● PROBLEM STATEMENT:
Go through the listing below and gather every line with the word "Proveedores".

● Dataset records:
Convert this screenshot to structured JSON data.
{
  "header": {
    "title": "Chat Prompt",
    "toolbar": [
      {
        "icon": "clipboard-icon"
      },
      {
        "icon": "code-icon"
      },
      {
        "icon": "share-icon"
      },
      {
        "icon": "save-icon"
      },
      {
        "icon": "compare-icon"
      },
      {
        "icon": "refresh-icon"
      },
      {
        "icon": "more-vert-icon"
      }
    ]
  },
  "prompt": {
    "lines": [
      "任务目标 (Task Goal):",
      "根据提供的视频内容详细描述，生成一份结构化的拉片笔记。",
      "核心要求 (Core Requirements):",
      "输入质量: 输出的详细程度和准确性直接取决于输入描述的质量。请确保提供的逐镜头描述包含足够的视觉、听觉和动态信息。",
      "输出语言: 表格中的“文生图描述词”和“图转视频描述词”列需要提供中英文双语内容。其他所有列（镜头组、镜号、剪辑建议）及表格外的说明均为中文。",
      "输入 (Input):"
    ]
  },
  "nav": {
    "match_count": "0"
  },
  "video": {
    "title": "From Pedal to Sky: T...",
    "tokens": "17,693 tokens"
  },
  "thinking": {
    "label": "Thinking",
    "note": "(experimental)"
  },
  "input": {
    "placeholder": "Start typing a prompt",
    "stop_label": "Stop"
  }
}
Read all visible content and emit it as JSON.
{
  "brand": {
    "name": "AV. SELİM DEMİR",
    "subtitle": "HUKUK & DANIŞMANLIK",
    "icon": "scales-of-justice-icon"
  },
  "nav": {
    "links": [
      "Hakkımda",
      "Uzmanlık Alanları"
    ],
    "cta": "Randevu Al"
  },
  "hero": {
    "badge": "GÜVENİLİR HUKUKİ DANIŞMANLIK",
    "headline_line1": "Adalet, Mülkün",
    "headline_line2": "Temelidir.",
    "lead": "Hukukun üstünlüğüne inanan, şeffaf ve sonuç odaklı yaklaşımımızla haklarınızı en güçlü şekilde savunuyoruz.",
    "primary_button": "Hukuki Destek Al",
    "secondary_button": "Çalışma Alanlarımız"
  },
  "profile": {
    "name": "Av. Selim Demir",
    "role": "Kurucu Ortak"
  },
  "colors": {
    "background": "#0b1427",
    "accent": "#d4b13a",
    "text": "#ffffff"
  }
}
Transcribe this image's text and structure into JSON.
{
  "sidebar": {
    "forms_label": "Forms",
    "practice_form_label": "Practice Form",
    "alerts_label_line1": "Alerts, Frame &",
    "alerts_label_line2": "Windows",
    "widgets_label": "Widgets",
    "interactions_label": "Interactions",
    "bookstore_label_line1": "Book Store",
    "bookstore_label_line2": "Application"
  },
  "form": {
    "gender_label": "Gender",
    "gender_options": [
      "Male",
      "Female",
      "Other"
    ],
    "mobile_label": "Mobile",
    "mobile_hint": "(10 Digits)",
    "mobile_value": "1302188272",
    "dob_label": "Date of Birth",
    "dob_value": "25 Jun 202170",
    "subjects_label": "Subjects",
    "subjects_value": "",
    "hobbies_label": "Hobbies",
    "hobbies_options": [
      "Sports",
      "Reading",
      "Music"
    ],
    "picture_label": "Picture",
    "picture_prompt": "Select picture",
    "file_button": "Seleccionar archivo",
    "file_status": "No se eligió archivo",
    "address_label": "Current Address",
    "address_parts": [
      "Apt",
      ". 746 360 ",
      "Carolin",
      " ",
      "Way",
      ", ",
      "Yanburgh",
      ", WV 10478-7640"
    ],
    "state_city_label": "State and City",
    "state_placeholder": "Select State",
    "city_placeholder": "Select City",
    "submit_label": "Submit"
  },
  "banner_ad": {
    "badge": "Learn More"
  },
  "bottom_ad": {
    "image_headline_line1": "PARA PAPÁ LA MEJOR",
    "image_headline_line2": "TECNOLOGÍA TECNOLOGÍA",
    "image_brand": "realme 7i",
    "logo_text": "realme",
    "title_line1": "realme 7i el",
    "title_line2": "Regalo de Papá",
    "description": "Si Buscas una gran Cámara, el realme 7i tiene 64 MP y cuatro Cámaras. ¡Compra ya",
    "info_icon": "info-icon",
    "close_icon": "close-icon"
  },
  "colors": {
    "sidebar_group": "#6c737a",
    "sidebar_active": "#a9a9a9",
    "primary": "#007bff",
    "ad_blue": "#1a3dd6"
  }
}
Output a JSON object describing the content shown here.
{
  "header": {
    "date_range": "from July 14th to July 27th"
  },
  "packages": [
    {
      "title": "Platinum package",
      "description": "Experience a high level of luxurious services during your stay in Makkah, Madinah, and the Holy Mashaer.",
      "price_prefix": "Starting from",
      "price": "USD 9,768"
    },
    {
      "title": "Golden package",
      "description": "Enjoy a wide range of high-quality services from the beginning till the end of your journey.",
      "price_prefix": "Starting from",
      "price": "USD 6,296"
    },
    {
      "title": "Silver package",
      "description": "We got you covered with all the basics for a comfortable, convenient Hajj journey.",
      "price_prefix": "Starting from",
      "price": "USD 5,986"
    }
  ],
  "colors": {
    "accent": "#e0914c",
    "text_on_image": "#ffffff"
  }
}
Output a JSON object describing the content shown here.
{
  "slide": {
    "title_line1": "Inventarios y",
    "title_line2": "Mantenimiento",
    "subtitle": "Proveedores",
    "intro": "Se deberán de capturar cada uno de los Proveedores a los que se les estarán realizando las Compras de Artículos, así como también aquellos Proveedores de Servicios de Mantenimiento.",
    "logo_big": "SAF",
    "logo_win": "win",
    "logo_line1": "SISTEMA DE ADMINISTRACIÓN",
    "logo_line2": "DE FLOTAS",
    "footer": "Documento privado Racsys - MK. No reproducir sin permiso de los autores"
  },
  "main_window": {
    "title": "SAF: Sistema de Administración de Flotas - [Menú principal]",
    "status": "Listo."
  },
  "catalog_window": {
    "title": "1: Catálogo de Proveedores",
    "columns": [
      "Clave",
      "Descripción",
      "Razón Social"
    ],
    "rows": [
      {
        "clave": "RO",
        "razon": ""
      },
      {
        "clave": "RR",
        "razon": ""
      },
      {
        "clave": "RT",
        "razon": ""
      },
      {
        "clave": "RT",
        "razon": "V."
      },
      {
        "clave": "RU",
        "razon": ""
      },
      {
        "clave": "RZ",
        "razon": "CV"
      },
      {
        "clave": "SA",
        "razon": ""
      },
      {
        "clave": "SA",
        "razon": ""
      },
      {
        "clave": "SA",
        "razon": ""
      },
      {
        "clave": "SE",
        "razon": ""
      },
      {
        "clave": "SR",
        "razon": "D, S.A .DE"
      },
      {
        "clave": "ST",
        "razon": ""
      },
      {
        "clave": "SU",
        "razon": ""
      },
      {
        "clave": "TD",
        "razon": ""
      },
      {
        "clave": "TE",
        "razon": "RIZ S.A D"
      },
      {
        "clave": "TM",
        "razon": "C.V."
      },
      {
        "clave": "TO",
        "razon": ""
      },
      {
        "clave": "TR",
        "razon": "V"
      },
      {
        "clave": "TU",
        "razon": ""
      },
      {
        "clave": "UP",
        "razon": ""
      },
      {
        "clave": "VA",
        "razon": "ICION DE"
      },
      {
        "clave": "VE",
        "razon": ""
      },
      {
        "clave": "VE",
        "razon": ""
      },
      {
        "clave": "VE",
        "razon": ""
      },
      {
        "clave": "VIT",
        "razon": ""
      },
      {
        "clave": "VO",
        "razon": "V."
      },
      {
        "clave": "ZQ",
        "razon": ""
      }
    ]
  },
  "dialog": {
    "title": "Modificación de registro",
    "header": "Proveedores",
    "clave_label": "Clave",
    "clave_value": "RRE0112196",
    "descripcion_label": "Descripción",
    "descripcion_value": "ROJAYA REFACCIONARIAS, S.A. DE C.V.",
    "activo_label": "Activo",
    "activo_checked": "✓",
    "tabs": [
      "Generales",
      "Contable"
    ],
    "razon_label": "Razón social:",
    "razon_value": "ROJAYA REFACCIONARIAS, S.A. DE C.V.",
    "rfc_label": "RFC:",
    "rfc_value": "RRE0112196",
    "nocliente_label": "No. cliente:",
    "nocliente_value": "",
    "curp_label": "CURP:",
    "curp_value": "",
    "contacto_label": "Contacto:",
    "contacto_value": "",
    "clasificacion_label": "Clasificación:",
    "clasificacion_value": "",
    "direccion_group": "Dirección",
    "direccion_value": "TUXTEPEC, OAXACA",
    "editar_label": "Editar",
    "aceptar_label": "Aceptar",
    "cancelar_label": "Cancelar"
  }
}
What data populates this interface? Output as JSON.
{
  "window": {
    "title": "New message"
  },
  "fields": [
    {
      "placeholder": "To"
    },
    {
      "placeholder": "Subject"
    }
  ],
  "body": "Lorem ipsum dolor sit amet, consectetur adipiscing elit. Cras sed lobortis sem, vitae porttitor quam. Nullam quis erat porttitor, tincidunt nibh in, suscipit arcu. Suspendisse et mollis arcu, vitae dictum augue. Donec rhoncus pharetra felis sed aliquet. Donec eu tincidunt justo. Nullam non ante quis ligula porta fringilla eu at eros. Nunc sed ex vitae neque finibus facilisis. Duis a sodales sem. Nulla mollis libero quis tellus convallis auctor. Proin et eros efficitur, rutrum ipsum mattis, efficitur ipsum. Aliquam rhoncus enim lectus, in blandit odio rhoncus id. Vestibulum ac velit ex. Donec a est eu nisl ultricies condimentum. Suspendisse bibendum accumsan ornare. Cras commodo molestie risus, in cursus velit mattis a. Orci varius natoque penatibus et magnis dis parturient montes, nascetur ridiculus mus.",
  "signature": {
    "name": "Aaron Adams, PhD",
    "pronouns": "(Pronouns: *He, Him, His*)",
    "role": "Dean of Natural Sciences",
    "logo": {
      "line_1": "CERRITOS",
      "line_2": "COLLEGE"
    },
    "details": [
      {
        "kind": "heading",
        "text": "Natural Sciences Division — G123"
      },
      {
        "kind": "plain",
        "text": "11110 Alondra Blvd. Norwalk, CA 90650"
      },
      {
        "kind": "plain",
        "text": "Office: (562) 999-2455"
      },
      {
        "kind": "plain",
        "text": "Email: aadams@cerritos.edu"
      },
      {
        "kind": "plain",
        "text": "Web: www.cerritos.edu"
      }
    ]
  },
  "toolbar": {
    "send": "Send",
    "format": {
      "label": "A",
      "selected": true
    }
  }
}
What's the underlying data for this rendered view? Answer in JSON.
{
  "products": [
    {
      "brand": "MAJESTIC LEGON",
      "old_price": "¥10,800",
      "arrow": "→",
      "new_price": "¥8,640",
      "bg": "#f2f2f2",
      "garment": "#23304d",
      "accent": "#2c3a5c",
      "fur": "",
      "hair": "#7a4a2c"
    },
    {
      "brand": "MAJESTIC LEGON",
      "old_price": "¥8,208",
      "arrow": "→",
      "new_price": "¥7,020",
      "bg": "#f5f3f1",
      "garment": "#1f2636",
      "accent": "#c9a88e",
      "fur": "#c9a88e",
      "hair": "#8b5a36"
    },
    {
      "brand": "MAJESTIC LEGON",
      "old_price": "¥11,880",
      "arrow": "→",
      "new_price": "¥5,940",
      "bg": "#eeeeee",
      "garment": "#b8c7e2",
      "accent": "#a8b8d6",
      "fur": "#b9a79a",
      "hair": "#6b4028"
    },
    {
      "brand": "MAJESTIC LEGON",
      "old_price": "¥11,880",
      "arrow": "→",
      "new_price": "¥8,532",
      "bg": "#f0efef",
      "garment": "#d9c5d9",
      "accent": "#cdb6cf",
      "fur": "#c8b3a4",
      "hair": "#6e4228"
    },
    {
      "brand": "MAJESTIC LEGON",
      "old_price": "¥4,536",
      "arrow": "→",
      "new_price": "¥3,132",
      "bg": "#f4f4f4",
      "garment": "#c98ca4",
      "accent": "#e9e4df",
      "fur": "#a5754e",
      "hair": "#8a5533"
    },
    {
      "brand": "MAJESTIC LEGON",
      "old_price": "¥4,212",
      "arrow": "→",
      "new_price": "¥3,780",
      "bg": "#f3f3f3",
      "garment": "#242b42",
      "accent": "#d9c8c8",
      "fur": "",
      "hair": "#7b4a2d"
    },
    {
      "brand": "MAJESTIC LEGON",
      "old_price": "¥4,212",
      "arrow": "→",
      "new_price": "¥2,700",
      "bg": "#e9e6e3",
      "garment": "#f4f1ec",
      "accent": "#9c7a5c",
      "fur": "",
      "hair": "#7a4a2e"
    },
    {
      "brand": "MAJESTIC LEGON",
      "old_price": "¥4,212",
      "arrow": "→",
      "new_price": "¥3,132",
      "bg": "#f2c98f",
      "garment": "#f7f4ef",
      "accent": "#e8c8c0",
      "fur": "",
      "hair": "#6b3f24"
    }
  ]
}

● RESPONSE TO THE EXERCISE:
    "subtitle": "Proveedores",
    "intro": "Se deberán de capturar cada uno de los Proveedores a los que se les estarán realizando las Compras de Artículos, así como también aquellos Proveedores de Servicios de Mantenimiento.",
    "title": "1: Catálogo de Proveedores",
    "header": "Proveedores",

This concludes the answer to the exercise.